— Problem description —
For each line that holds "JSON", copy the line out.

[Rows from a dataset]

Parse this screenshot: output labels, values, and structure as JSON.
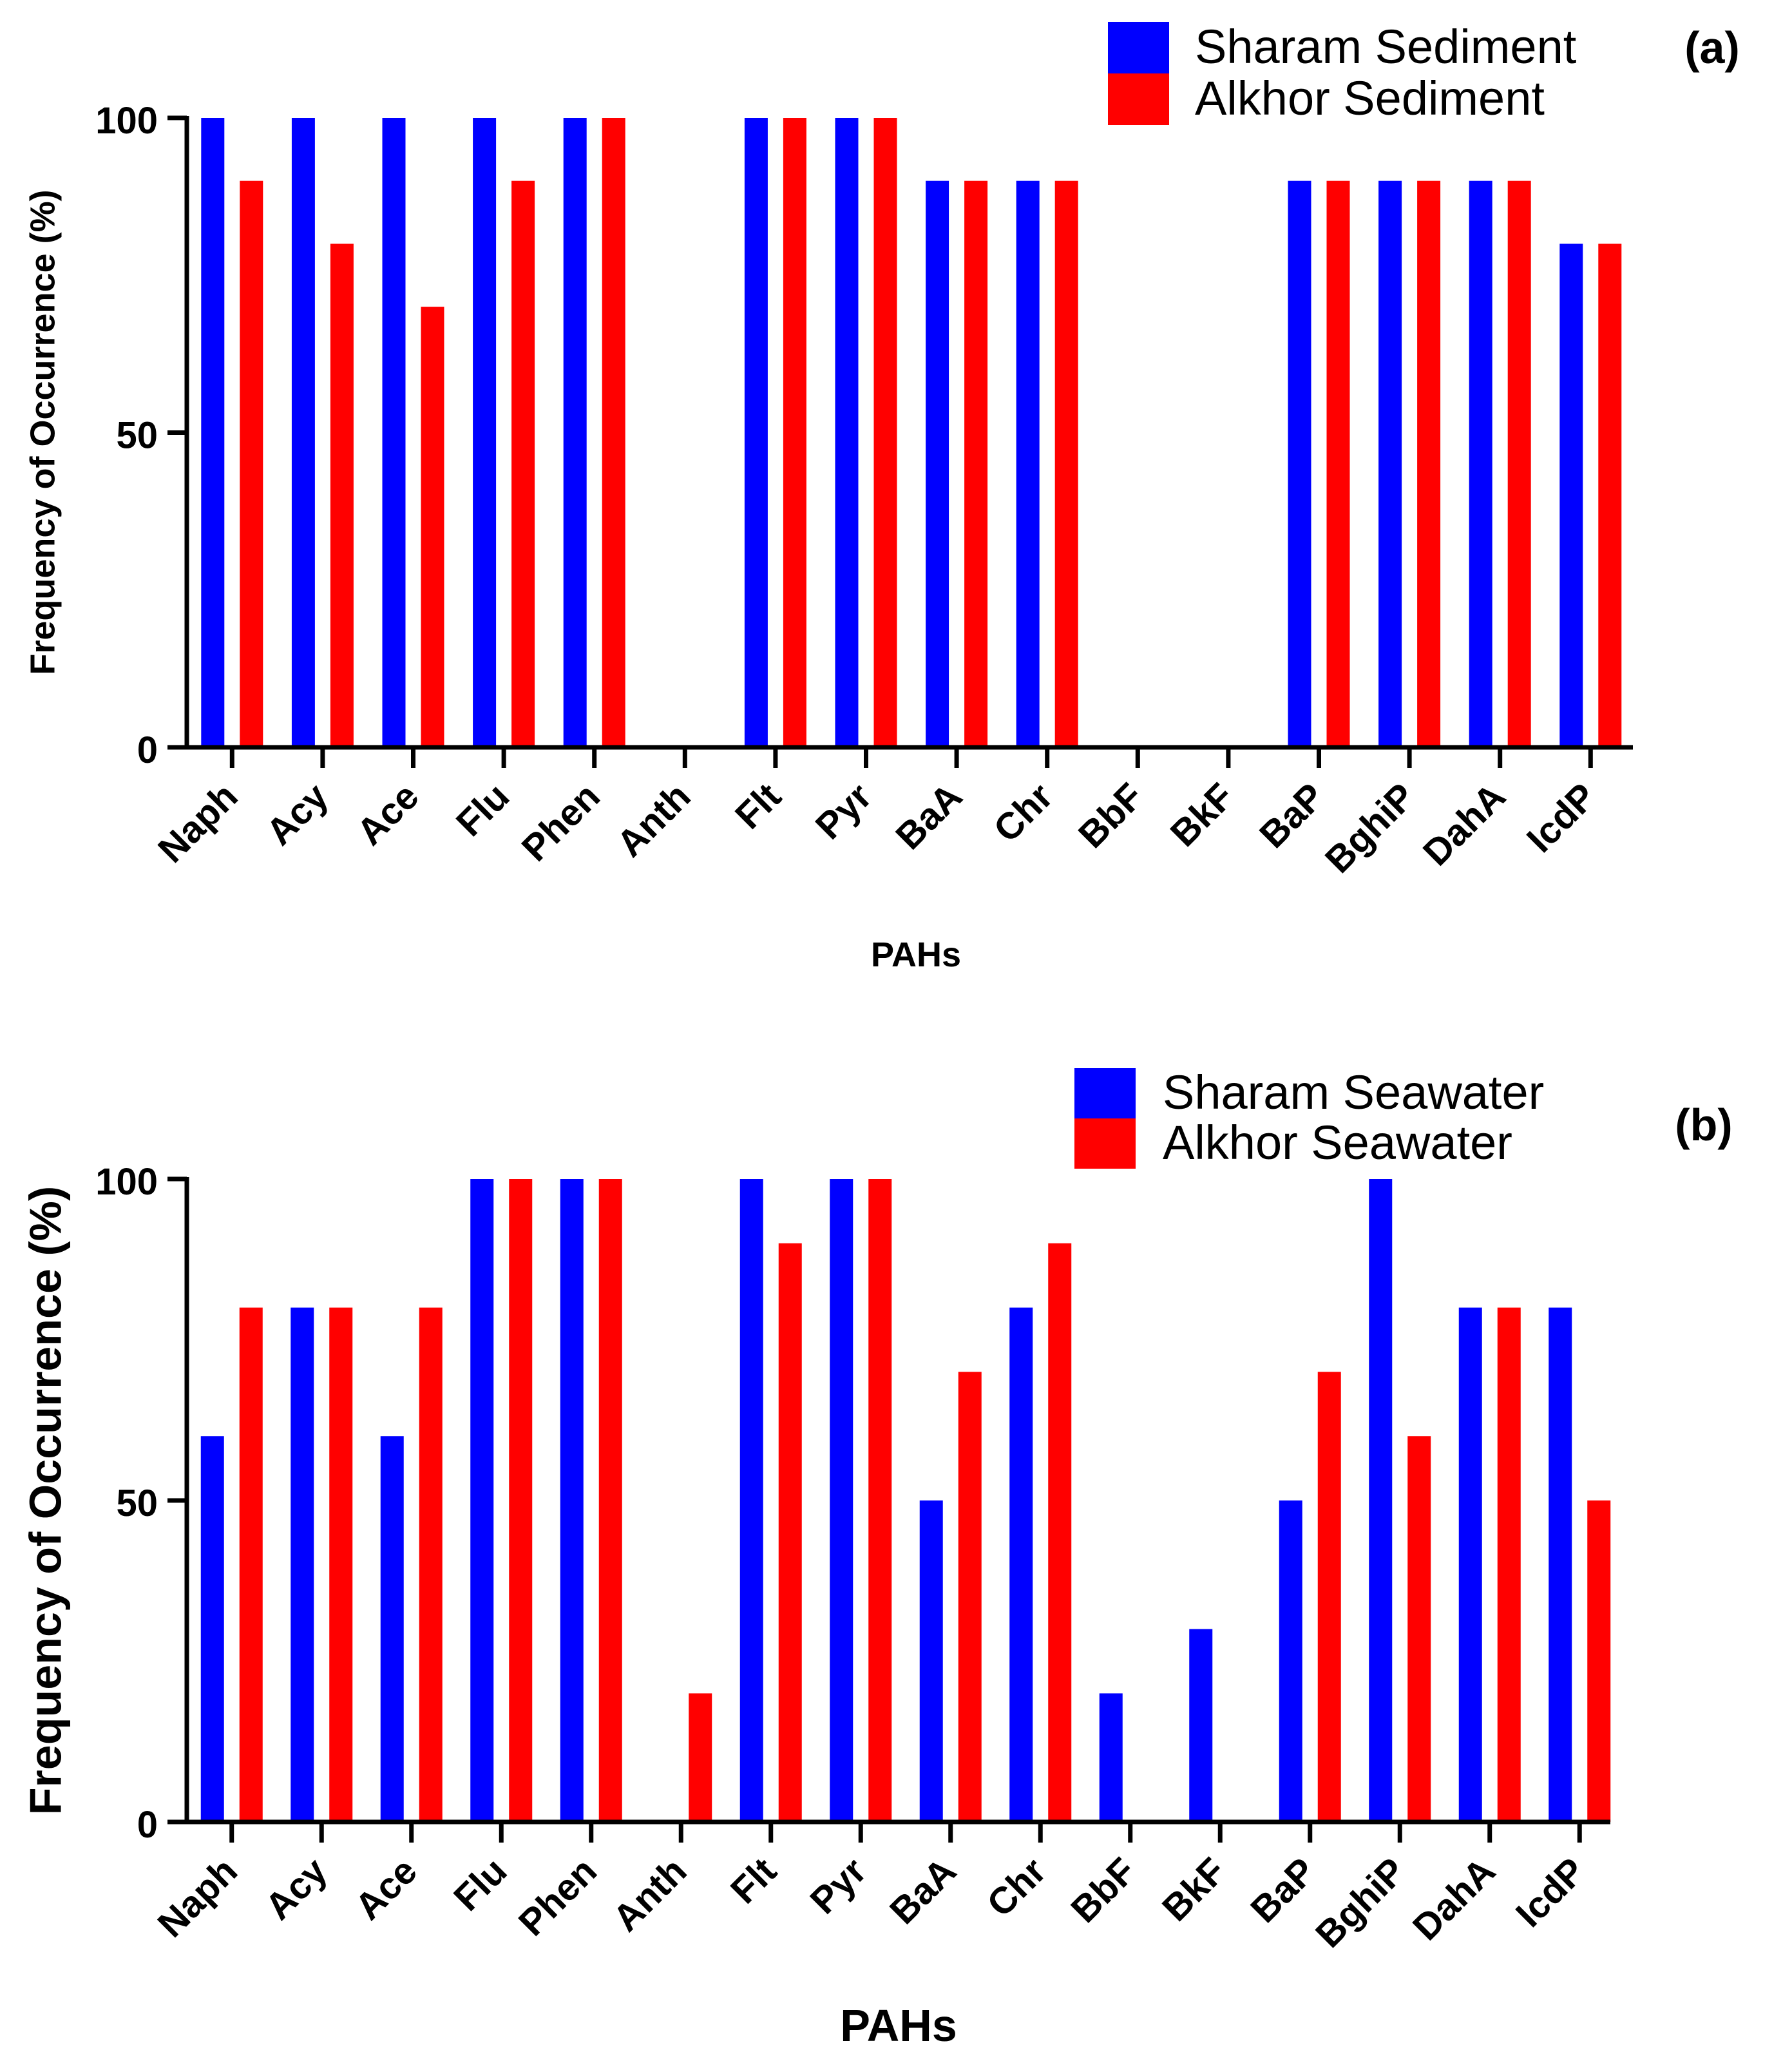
{
  "colors": {
    "blue": "#0000ff",
    "red": "#ff0000",
    "axis": "#000000"
  },
  "chart_data": [
    {
      "type": "bar",
      "panel_label": "(a)",
      "title": "",
      "xlabel": "PAHs",
      "ylabel": "Frequency of Occurrence (%)",
      "ylim": [
        0,
        100
      ],
      "yticks": [
        0,
        50,
        100
      ],
      "legend_position": "top-right",
      "categories": [
        "Naph",
        "Acy",
        "Ace",
        "Flu",
        "Phen",
        "Anth",
        "Flt",
        "Pyr",
        "BaA",
        "Chr",
        "BbF",
        "BkF",
        "BaP",
        "BghiP",
        "DahA",
        "IcdP"
      ],
      "series": [
        {
          "name": "Sharam Sediment",
          "color": "#0000ff",
          "values": [
            100,
            100,
            100,
            100,
            100,
            0,
            100,
            100,
            90,
            90,
            0,
            0,
            90,
            90,
            90,
            80
          ]
        },
        {
          "name": "Alkhor Sediment",
          "color": "#ff0000",
          "values": [
            90,
            80,
            70,
            90,
            100,
            0,
            100,
            100,
            90,
            90,
            0,
            0,
            90,
            90,
            90,
            80
          ]
        }
      ]
    },
    {
      "type": "bar",
      "panel_label": "(b)",
      "title": "",
      "xlabel": "PAHs",
      "ylabel": "Frequency of Occurrence (%)",
      "ylim": [
        0,
        100
      ],
      "yticks": [
        0,
        50,
        100
      ],
      "legend_position": "top-right",
      "categories": [
        "Naph",
        "Acy",
        "Ace",
        "Flu",
        "Phen",
        "Anth",
        "Flt",
        "Pyr",
        "BaA",
        "Chr",
        "BbF",
        "BkF",
        "BaP",
        "BghiP",
        "DahA",
        "IcdP"
      ],
      "series": [
        {
          "name": "Sharam Seawater",
          "color": "#0000ff",
          "values": [
            60,
            80,
            60,
            100,
            100,
            0,
            100,
            100,
            50,
            80,
            20,
            30,
            50,
            100,
            80,
            80
          ]
        },
        {
          "name": "Alkhor Seawater",
          "color": "#ff0000",
          "values": [
            80,
            80,
            80,
            100,
            100,
            20,
            90,
            100,
            70,
            90,
            0,
            0,
            70,
            60,
            80,
            50
          ]
        }
      ]
    }
  ]
}
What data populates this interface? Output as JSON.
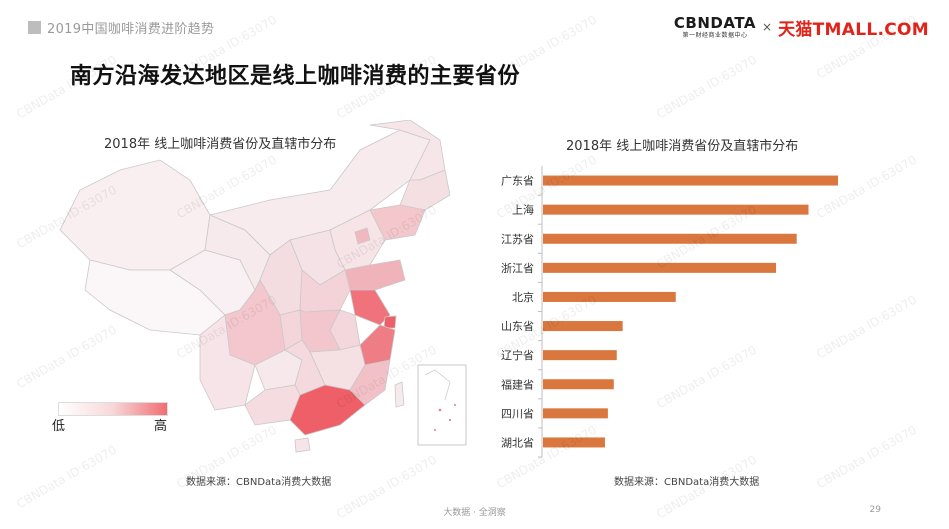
{
  "header": {
    "breadcrumb": "2019中国咖啡消费进阶趋势",
    "logo_cbn": "CBNDATA",
    "logo_cbn_sub": "第一财经商业数据中心",
    "logo_times": "×",
    "logo_tmall": "天猫TMALL.COM"
  },
  "headline": "南方沿海发达地区是线上咖啡消费的主要省份",
  "map": {
    "title": "2018年 线上咖啡消费省份及直辖市分布",
    "legend_low": "低",
    "legend_high": "高",
    "colors": {
      "low": "#ffffff",
      "mid": "#f8d7d9",
      "high": "#f06d73"
    }
  },
  "chart_data": {
    "type": "bar",
    "orientation": "horizontal",
    "title": "2018年 线上咖啡消费省份及直辖市分布",
    "categories": [
      "广东省",
      "上海",
      "江苏省",
      "浙江省",
      "北京",
      "山东省",
      "辽宁省",
      "福建省",
      "四川省",
      "湖北省"
    ],
    "values": [
      100,
      90,
      86,
      79,
      45,
      27,
      25,
      24,
      22,
      21
    ],
    "xlim": [
      0,
      100
    ],
    "grid": false,
    "bar_color": "#d9773f",
    "axis_labels_shown": false
  },
  "sources": {
    "left": "数据来源：CBNData消费大数据",
    "right": "数据来源：CBNData消费大数据"
  },
  "footer": {
    "text": "大数据 · 全洞察",
    "page": "29"
  },
  "watermark": "CBNData ID:63070"
}
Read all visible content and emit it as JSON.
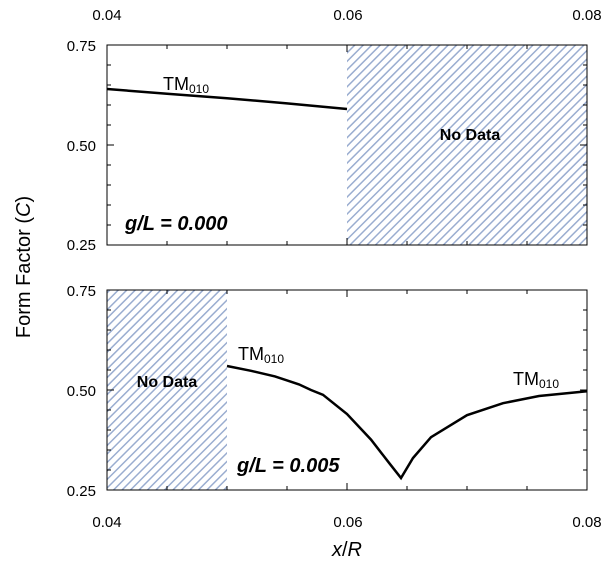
{
  "chart_data": [
    {
      "type": "line",
      "panel": "top",
      "xlim": [
        0.04,
        0.08
      ],
      "ylim": [
        0.25,
        0.75
      ],
      "x_ticks": [
        "0.04",
        "0.06",
        "0.08"
      ],
      "y_ticks": [
        "0.75",
        "0.50",
        "0.25"
      ],
      "series": [
        {
          "name": "TM₀₁₀",
          "x": [
            0.04,
            0.045,
            0.05,
            0.055,
            0.06
          ],
          "y": [
            0.64,
            0.628,
            0.617,
            0.604,
            0.59
          ]
        }
      ],
      "no_data_regions": [
        {
          "x": [
            0.06,
            0.08
          ],
          "label": "No Data"
        }
      ],
      "gap_label": "g/L = 0.000",
      "mode_label": {
        "main": "TM",
        "sub": "010"
      }
    },
    {
      "type": "line",
      "panel": "bottom",
      "xlim": [
        0.04,
        0.08
      ],
      "ylim": [
        0.25,
        0.75
      ],
      "x_ticks": [
        "0.04",
        "0.06",
        "0.08"
      ],
      "y_ticks": [
        "0.75",
        "0.50",
        "0.25"
      ],
      "series": [
        {
          "name": "TM₀₁₀",
          "x": [
            0.05,
            0.052,
            0.054,
            0.056,
            0.057,
            0.058,
            0.06,
            0.062,
            0.0635,
            0.0645,
            0.0655,
            0.067,
            0.07,
            0.073,
            0.076,
            0.08
          ],
          "y": [
            0.56,
            0.548,
            0.534,
            0.514,
            0.5,
            0.488,
            0.44,
            0.376,
            0.318,
            0.28,
            0.33,
            0.382,
            0.437,
            0.467,
            0.485,
            0.497
          ]
        }
      ],
      "no_data_regions": [
        {
          "x": [
            0.04,
            0.05
          ],
          "label": "No Data"
        }
      ],
      "gap_label": "g/L = 0.005",
      "mode_labels": [
        {
          "main": "TM",
          "sub": "010"
        },
        {
          "main": "TM",
          "sub": "010"
        }
      ]
    }
  ],
  "ylabel": {
    "prefix": "Form Factor (",
    "var": "C",
    "suffix": ")"
  },
  "xlabel": {
    "var1": "x",
    "sep": "/",
    "var2": "R"
  },
  "x_ticks_top": [
    "0.04",
    "0.06",
    "0.08"
  ],
  "colors": {
    "hatch": "#9aadd0",
    "line": "#000000"
  }
}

— Exercise answer —
Parse this screenshot: output labels, values, and structure as JSON.
What data populates this interface? Output as JSON.
Read all visible content and emit it as JSON.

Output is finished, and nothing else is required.